> [Problem statement]:
Find each line with the string "balls" and report it.

Collected data entries

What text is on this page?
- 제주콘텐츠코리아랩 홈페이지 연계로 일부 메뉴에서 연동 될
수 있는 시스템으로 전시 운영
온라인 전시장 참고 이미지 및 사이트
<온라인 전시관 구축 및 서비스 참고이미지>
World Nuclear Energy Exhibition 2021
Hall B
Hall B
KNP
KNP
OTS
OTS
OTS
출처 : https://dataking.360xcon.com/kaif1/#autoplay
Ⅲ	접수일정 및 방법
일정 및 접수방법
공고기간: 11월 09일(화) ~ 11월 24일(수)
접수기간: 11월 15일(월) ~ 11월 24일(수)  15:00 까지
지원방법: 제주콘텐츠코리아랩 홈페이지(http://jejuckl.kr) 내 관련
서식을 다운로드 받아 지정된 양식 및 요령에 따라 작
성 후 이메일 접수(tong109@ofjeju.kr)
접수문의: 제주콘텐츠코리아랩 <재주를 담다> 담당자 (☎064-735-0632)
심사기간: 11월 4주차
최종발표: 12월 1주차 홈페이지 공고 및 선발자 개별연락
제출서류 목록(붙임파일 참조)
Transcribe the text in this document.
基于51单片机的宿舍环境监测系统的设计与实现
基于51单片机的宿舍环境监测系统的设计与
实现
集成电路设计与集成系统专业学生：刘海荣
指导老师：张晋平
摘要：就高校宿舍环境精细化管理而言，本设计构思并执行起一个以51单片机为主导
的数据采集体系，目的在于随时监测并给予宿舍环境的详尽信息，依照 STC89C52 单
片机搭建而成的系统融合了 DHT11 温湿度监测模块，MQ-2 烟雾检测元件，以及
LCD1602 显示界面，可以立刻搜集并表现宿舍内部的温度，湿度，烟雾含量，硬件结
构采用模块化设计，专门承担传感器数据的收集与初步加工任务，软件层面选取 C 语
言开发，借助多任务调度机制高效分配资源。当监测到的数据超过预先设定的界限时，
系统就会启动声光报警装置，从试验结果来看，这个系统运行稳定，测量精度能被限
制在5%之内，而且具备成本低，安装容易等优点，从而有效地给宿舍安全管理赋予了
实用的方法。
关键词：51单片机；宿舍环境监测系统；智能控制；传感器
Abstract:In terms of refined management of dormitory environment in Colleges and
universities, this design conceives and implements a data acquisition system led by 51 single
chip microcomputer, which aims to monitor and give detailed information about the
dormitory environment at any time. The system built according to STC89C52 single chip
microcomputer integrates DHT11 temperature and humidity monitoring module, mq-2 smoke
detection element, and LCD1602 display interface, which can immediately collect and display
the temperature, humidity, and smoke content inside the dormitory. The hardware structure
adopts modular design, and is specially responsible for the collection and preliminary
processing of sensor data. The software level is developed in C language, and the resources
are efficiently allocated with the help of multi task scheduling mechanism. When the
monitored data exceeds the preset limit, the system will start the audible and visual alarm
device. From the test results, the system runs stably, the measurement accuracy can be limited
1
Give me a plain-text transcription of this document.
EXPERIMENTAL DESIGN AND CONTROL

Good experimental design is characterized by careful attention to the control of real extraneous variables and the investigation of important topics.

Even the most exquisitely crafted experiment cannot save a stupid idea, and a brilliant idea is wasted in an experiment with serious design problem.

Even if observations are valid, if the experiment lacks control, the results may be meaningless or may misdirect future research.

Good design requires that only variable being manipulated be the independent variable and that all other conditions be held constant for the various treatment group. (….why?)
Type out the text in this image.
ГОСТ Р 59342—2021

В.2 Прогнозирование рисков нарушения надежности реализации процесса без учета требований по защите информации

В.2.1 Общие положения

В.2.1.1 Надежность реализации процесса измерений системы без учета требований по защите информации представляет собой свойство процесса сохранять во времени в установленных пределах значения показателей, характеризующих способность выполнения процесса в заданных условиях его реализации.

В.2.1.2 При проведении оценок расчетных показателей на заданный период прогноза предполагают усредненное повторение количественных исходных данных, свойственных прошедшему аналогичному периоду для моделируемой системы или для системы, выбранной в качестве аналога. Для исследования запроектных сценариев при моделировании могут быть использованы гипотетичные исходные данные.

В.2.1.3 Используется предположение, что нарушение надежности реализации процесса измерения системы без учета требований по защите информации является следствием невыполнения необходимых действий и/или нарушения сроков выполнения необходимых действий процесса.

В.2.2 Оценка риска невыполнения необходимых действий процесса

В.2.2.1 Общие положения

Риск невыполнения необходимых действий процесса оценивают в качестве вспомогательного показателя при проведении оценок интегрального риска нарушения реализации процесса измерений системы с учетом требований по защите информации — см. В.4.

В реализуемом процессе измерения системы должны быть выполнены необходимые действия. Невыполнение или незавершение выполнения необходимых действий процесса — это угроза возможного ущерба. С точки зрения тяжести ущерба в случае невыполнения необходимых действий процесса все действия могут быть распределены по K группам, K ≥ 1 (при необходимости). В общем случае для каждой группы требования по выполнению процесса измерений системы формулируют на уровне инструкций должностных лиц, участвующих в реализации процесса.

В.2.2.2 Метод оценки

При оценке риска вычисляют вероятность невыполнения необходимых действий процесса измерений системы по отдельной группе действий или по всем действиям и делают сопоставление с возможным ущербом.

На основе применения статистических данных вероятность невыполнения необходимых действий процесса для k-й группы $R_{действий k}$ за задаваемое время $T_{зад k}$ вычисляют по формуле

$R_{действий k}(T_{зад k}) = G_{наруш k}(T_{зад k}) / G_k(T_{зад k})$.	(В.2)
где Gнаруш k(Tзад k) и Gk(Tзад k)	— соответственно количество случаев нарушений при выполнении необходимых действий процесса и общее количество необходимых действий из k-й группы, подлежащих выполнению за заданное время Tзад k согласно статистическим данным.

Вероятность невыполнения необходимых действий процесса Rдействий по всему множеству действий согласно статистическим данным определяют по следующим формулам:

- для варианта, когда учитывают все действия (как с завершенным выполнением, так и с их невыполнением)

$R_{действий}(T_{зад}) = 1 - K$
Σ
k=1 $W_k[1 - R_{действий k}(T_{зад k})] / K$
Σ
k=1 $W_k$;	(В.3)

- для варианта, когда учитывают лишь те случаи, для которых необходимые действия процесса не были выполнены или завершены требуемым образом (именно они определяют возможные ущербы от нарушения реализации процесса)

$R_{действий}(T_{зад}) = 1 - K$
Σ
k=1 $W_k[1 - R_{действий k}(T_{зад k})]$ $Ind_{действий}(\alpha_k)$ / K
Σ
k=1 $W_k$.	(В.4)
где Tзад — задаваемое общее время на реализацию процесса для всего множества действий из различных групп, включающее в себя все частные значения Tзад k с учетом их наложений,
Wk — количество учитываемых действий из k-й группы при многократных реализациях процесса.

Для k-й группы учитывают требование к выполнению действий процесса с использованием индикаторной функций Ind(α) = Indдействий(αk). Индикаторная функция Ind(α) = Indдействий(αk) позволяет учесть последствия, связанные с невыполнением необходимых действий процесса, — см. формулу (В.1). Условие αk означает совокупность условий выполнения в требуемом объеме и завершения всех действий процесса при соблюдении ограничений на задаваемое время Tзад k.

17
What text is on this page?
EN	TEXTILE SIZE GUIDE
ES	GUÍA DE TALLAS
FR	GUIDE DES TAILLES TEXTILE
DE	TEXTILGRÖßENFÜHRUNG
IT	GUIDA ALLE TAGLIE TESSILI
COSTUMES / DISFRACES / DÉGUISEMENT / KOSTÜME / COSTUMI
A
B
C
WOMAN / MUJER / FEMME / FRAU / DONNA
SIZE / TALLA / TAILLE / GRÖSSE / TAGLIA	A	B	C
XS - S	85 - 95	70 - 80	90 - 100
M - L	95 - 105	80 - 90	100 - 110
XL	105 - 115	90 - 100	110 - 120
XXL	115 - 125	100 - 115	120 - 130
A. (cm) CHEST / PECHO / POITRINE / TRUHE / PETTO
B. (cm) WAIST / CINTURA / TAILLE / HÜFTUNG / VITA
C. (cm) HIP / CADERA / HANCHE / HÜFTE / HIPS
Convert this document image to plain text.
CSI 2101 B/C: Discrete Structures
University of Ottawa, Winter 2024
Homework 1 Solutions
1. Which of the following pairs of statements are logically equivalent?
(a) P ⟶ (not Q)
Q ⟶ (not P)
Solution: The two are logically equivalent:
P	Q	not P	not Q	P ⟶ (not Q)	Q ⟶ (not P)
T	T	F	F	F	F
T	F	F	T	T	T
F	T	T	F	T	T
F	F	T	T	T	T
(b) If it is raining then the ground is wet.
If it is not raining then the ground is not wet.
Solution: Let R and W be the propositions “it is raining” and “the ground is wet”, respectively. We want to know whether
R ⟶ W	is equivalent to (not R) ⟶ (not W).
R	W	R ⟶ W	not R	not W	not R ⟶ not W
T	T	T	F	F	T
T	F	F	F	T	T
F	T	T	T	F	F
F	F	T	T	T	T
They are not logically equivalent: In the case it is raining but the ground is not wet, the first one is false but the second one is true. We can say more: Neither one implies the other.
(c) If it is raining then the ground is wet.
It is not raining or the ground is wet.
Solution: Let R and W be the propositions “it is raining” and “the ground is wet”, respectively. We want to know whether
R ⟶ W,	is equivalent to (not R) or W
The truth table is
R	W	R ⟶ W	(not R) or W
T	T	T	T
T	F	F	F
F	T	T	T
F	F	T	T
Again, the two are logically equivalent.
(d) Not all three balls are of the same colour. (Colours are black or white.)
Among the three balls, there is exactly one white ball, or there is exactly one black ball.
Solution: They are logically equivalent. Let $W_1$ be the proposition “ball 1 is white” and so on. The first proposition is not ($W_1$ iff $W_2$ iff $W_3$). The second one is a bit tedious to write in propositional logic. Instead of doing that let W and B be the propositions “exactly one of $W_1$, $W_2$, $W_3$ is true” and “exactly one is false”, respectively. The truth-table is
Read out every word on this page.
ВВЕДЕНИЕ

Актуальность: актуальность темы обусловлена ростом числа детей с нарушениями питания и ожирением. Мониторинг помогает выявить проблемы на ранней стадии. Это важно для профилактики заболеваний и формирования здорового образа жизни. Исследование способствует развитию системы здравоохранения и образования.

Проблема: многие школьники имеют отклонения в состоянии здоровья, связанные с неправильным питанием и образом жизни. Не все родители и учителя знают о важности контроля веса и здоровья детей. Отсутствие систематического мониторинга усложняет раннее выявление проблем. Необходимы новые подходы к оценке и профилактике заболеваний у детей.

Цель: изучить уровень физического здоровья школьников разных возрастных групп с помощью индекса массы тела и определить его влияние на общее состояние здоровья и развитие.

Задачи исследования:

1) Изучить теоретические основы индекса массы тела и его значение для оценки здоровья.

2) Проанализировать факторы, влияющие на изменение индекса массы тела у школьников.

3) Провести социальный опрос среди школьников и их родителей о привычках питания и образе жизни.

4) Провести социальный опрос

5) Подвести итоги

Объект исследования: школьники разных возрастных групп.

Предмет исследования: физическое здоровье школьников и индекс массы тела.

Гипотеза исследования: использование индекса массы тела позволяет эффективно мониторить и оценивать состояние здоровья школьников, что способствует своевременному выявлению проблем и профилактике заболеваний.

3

> [Complete answer]:
(d) Not all three balls are of the same colour. (Colours are black or white.)
Among the three balls, there is exactly one white ball, or there is exactly one black ball.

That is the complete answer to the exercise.